Element and box listings
^^^^^^^^^^^^^^^^

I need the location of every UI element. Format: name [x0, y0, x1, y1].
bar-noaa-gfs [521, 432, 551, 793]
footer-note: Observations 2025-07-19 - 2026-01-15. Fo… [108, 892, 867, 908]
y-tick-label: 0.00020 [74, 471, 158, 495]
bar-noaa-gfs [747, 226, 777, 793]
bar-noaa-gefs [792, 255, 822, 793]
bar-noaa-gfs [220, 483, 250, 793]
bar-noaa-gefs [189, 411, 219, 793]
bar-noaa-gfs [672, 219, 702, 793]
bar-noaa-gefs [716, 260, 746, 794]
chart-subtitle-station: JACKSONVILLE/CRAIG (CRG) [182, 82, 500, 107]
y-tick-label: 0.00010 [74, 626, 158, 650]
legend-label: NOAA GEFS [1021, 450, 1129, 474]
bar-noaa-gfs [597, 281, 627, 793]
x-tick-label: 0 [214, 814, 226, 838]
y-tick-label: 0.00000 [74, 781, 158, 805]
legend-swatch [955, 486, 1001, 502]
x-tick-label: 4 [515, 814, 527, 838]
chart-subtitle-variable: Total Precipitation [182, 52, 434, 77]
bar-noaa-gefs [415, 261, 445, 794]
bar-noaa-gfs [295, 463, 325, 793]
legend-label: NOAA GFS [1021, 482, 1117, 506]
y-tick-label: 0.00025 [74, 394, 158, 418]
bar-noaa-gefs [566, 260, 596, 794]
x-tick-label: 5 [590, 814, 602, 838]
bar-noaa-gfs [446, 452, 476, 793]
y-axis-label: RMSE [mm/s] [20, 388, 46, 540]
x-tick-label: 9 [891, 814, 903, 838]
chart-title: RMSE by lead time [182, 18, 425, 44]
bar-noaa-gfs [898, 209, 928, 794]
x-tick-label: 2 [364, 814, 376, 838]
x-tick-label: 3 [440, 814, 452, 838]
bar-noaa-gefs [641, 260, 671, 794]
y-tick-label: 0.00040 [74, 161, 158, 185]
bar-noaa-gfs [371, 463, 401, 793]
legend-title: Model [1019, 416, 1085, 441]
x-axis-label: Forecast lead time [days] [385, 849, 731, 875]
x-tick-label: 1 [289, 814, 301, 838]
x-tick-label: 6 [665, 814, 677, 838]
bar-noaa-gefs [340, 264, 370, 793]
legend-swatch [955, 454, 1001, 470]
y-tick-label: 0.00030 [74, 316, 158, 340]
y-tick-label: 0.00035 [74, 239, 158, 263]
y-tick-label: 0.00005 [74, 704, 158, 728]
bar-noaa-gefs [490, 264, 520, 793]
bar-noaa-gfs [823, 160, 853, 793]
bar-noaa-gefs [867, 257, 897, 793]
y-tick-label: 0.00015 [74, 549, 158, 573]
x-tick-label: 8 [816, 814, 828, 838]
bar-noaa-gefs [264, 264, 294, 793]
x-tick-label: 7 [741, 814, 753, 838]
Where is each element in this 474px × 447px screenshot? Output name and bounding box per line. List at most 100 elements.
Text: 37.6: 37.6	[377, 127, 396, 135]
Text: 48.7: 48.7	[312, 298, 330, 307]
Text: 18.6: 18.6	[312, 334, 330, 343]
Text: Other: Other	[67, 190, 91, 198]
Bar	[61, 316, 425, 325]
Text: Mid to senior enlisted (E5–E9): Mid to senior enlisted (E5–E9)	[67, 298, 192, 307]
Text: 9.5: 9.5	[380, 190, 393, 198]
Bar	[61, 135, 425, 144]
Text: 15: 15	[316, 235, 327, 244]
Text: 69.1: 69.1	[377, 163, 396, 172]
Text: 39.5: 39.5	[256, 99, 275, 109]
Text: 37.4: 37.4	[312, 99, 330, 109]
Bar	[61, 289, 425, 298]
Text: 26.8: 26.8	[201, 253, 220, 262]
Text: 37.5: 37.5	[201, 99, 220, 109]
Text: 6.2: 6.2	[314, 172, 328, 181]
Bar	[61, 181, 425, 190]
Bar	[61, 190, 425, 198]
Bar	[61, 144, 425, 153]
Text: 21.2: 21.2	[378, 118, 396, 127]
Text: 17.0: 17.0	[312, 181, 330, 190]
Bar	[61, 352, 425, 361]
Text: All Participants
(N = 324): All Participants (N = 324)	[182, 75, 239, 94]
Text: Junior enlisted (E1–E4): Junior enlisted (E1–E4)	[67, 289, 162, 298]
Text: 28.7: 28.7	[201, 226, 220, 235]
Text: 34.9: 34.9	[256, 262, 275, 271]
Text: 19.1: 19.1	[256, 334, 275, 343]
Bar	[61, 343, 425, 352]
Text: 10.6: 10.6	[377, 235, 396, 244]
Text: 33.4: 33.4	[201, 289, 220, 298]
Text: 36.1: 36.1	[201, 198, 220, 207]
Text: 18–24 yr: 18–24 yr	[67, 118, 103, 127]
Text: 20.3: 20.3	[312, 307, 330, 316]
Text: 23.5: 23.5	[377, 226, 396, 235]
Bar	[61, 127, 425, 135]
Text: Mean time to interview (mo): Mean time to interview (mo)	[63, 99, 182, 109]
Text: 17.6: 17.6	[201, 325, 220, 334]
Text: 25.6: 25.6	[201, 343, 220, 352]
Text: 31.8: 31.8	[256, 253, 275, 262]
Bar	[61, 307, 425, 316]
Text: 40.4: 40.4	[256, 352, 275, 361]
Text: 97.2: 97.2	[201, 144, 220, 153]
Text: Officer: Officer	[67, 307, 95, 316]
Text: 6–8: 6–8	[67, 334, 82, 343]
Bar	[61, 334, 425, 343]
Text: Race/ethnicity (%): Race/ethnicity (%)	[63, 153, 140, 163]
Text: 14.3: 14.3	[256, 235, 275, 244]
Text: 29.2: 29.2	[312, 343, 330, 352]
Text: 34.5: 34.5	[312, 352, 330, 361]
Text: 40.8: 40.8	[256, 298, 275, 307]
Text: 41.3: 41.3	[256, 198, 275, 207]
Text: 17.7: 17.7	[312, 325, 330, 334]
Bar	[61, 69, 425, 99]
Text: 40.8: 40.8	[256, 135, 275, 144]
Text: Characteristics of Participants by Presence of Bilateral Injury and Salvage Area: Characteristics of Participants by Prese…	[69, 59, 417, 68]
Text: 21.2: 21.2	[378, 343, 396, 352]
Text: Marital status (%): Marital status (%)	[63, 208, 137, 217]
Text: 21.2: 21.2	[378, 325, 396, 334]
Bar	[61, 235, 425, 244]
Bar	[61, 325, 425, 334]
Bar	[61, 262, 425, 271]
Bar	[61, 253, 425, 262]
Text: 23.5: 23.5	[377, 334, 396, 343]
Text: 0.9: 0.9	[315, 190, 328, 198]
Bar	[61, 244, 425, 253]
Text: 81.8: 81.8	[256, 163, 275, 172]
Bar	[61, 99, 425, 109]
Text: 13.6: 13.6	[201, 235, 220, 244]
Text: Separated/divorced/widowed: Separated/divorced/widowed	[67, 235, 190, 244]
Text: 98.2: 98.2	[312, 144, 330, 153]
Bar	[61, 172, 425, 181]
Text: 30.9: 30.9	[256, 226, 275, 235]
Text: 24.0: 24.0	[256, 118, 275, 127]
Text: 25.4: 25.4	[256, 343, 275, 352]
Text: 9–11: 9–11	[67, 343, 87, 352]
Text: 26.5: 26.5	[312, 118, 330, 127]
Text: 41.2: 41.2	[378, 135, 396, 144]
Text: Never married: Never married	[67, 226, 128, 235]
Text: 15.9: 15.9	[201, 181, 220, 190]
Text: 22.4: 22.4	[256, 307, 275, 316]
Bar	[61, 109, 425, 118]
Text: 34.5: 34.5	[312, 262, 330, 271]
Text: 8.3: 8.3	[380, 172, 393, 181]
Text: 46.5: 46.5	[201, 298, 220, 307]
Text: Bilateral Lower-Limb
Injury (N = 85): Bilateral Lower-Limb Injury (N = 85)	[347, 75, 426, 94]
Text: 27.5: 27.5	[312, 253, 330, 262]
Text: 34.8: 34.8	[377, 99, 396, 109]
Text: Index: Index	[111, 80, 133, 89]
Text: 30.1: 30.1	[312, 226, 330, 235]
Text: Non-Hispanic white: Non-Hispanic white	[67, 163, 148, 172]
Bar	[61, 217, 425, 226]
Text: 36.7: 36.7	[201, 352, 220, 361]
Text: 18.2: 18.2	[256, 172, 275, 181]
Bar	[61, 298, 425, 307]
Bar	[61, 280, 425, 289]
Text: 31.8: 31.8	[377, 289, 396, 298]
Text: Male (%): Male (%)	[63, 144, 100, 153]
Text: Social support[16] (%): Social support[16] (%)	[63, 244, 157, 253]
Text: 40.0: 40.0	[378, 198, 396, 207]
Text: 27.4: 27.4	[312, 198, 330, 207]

^^^^^^^^^^^^^^^^

Retype the rows word for word, starting from their first line and stopping after the line that contains "legend-label: NOAA GFS [1021, 482, 1117, 506]".

I need the location of every UI element. Format: name [x0, y0, x1, y1].
bar-noaa-gfs [521, 432, 551, 793]
footer-note: Observations 2025-07-19 - 2026-01-15. Fo… [108, 892, 867, 908]
y-tick-label: 0.00020 [74, 471, 158, 495]
bar-noaa-gfs [747, 226, 777, 793]
bar-noaa-gefs [792, 255, 822, 793]
bar-noaa-gfs [220, 483, 250, 793]
bar-noaa-gefs [189, 411, 219, 793]
bar-noaa-gfs [672, 219, 702, 793]
bar-noaa-gefs [716, 260, 746, 794]
chart-subtitle-station: JACKSONVILLE/CRAIG (CRG) [182, 82, 500, 107]
y-tick-label: 0.00010 [74, 626, 158, 650]
legend-label: NOAA GEFS [1021, 450, 1129, 474]
bar-noaa-gfs [597, 281, 627, 793]
x-tick-label: 0 [214, 814, 226, 838]
y-tick-label: 0.00000 [74, 781, 158, 805]
legend-swatch [955, 486, 1001, 502]
x-tick-label: 4 [515, 814, 527, 838]
chart-subtitle-variable: Total Precipitation [182, 52, 434, 77]
bar-noaa-gefs [415, 261, 445, 794]
bar-noaa-gfs [295, 463, 325, 793]
legend-label: NOAA GFS [1021, 482, 1117, 506]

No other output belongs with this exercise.